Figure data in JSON
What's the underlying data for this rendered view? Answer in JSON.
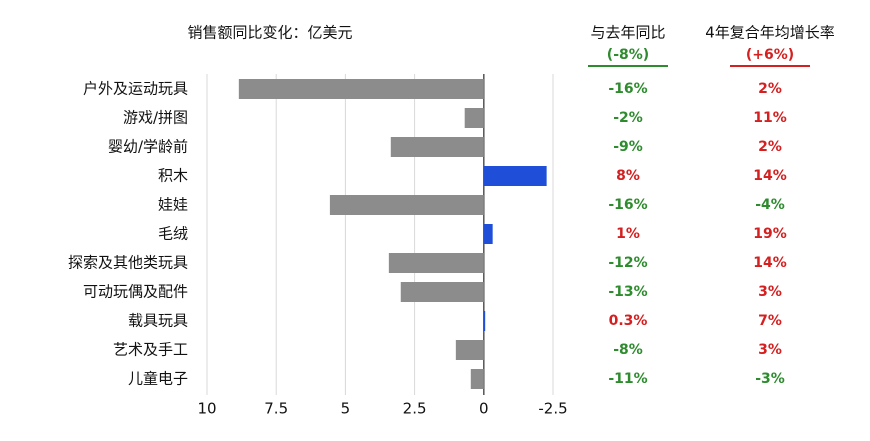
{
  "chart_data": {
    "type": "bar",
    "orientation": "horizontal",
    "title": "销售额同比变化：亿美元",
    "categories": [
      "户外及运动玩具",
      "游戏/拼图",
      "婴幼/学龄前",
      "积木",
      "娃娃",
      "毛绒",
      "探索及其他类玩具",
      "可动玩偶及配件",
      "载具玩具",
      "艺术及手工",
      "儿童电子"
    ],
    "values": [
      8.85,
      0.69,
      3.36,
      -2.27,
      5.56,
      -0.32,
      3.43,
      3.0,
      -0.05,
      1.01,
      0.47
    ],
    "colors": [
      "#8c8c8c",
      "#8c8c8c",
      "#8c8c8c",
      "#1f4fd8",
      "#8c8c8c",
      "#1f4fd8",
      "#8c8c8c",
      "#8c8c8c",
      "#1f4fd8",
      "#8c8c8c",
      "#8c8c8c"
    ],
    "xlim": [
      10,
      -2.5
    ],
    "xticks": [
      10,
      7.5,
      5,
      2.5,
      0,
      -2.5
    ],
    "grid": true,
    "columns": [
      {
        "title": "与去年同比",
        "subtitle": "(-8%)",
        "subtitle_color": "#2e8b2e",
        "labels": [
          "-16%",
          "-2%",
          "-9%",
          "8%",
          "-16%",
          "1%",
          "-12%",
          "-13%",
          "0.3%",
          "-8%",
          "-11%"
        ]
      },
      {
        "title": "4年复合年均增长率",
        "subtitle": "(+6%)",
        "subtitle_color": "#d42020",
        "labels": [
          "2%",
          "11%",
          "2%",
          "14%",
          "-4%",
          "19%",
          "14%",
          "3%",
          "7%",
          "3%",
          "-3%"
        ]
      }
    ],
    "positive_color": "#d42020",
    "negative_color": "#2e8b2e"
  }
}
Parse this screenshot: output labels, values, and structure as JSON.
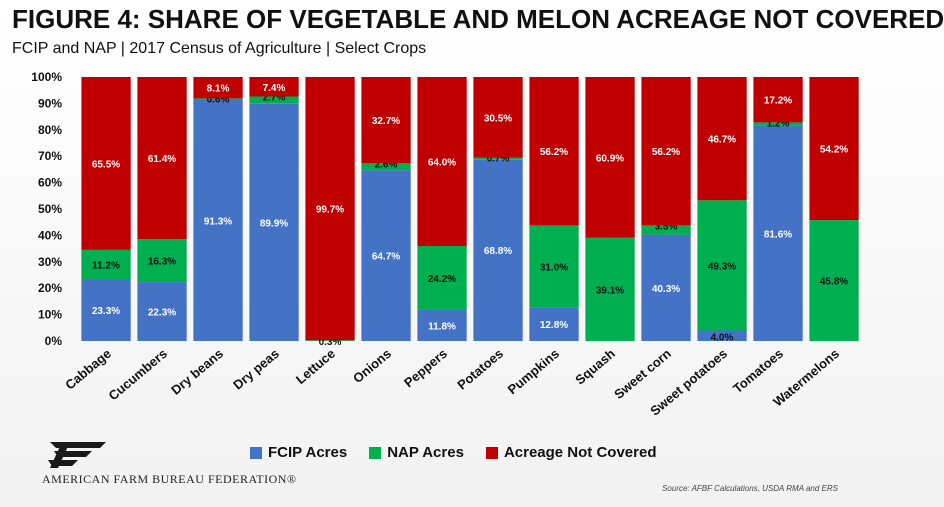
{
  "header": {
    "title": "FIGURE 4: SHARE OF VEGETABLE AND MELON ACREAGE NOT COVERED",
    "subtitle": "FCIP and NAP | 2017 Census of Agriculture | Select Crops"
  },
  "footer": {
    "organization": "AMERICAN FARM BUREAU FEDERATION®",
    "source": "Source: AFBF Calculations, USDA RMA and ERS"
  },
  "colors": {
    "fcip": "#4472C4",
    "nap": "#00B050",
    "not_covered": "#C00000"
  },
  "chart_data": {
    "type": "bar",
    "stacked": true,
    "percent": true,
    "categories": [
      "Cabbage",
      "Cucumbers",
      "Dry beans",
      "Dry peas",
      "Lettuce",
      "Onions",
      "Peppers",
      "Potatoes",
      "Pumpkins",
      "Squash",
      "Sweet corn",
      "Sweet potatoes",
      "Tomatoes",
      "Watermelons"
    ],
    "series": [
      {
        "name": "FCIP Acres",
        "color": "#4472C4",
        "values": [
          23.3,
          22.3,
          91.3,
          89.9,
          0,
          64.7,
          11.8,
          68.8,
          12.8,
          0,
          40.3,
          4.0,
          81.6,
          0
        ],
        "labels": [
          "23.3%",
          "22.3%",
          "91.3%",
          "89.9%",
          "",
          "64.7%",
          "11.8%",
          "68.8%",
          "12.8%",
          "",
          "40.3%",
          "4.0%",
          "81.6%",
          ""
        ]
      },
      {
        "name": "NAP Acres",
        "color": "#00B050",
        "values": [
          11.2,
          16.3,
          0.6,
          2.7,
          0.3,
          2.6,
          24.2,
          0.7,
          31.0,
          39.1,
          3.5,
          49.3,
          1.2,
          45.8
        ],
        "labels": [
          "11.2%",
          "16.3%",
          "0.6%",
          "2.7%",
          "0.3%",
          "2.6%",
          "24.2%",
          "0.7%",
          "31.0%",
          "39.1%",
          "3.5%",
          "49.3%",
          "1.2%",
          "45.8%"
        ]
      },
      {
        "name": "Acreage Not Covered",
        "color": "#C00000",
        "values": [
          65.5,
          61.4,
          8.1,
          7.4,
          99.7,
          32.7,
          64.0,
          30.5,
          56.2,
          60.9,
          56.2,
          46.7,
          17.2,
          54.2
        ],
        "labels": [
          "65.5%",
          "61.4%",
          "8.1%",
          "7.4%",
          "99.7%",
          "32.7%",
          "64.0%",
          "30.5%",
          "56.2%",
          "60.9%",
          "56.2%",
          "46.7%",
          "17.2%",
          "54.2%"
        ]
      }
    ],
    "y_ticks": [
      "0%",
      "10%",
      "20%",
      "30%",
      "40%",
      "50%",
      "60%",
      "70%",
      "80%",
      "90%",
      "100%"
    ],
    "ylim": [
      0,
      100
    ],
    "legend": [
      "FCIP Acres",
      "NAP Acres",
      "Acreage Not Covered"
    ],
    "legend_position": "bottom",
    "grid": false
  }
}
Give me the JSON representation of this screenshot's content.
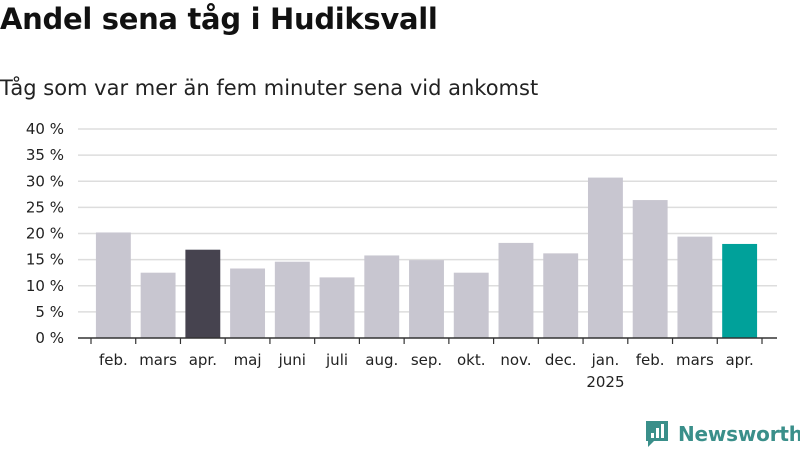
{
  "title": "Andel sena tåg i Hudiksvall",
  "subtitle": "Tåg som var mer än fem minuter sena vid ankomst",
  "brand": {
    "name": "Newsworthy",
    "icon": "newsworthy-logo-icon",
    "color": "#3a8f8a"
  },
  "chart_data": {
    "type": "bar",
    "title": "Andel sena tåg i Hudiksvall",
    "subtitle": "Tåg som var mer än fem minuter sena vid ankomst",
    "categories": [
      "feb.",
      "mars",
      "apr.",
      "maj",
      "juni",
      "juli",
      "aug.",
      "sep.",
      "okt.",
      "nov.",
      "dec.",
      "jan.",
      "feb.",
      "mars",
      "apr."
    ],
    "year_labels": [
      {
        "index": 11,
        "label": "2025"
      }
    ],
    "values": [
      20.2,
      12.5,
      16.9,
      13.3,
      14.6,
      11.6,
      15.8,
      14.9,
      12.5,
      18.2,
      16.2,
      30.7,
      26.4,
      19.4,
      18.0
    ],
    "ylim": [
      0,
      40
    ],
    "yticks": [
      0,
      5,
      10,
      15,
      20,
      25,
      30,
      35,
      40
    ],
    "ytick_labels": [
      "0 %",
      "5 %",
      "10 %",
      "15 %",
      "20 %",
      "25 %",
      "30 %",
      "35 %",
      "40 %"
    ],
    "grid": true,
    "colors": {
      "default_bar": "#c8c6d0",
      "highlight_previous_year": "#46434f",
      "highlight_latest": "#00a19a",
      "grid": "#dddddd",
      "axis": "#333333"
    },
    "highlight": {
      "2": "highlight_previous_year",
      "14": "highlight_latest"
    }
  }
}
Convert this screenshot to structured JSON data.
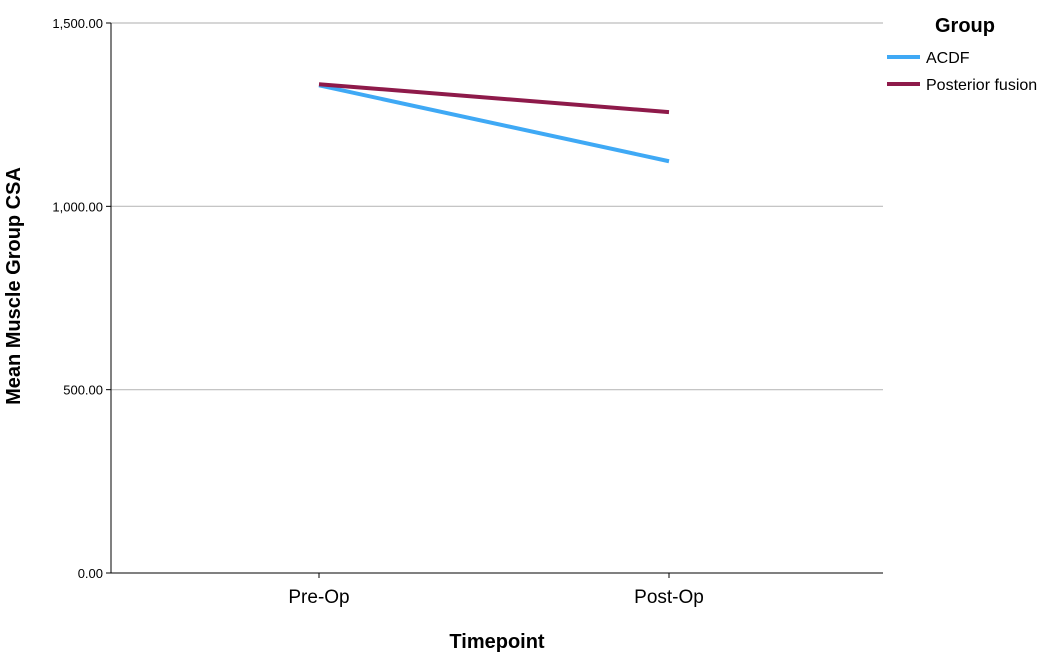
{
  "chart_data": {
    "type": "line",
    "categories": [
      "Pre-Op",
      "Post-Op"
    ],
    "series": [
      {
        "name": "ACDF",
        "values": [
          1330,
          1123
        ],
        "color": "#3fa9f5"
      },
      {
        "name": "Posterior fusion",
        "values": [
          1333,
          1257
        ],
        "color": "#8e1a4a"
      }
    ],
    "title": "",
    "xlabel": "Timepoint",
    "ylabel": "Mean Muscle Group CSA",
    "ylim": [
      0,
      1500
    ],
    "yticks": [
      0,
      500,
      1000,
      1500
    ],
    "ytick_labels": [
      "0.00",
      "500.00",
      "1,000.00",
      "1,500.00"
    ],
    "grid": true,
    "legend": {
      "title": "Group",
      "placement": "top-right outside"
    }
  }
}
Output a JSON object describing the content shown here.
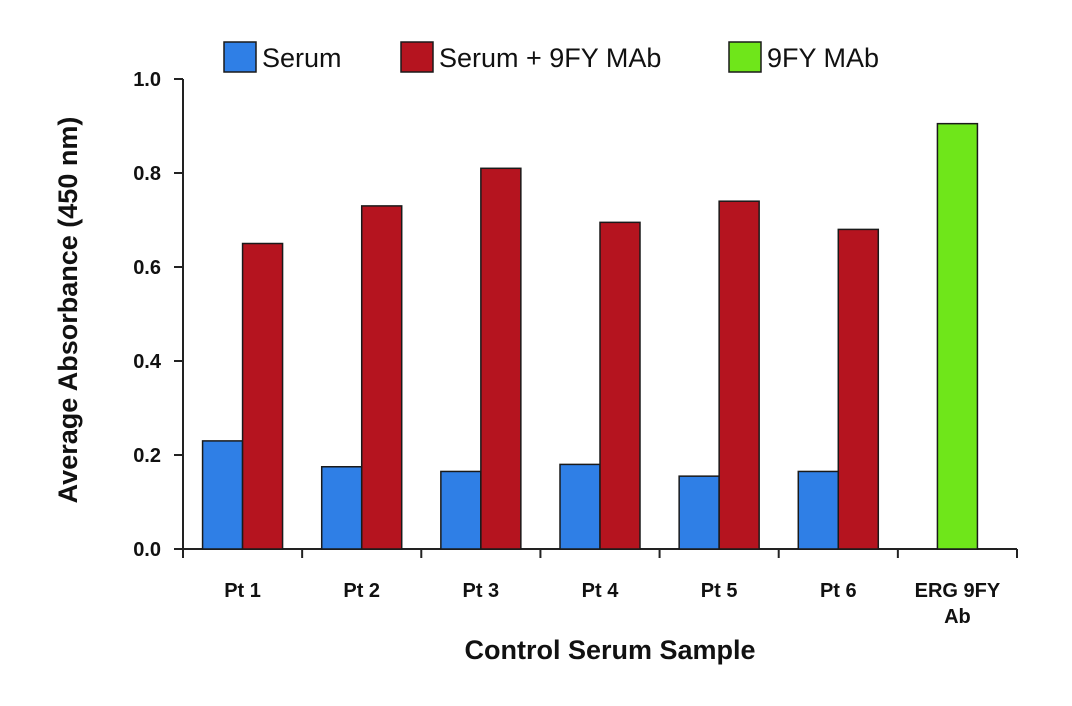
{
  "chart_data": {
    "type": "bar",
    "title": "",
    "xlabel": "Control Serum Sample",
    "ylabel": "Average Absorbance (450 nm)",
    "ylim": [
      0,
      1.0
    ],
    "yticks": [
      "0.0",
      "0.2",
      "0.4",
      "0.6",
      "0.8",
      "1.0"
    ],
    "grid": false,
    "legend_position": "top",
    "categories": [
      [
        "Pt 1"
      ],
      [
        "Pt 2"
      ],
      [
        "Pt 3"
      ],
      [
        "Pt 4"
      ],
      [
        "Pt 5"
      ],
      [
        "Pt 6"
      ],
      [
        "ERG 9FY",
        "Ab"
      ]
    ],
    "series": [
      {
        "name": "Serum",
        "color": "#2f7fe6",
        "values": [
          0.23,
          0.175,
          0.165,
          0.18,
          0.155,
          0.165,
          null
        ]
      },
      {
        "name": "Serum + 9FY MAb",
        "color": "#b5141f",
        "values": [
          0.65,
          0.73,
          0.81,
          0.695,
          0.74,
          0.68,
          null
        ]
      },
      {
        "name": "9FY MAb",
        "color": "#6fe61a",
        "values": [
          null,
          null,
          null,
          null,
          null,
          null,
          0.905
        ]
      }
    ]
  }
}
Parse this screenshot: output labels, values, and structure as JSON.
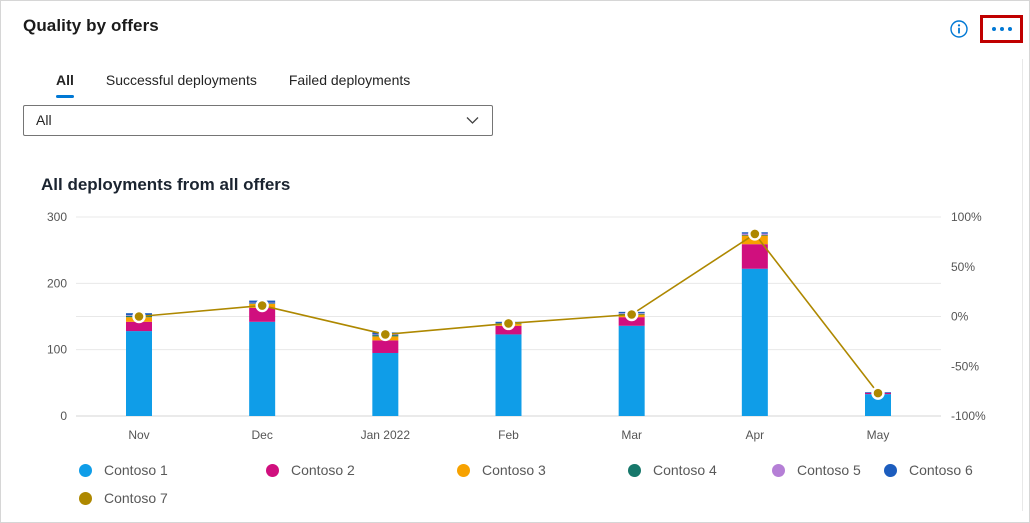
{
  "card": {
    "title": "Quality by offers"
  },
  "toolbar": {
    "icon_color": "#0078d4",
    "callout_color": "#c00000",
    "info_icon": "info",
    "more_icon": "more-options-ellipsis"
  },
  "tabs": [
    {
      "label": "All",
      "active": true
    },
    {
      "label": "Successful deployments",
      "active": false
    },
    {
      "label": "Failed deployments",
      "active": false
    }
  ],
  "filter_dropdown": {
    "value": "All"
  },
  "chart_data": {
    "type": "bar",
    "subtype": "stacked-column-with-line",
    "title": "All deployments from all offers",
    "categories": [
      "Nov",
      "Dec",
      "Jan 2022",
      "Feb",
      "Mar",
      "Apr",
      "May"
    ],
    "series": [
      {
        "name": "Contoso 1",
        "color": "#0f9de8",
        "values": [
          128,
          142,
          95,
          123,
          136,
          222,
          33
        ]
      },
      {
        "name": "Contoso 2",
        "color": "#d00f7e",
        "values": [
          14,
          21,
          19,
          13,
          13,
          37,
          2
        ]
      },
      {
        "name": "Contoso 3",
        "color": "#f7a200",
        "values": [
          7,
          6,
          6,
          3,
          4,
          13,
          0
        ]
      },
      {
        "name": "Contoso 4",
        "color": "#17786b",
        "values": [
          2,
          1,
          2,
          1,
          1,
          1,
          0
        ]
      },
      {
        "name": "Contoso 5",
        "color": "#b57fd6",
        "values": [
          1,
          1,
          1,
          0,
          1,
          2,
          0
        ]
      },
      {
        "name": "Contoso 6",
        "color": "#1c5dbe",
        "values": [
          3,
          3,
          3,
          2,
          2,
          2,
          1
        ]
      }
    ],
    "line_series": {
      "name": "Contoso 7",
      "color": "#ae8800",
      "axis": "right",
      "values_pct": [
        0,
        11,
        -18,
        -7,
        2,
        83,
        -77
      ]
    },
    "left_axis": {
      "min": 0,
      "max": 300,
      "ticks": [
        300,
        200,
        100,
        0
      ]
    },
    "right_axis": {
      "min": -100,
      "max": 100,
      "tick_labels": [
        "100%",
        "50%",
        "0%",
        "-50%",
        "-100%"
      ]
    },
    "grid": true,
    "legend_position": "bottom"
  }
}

# [REQUIREMENT]
Where a line above includes "Serum", copy that line.

# [EXERCISE RESPONSE]
    "xlabel": "Control Serum Sample",
        "name": "Serum",
        "name": "Serum + 9FY MAb",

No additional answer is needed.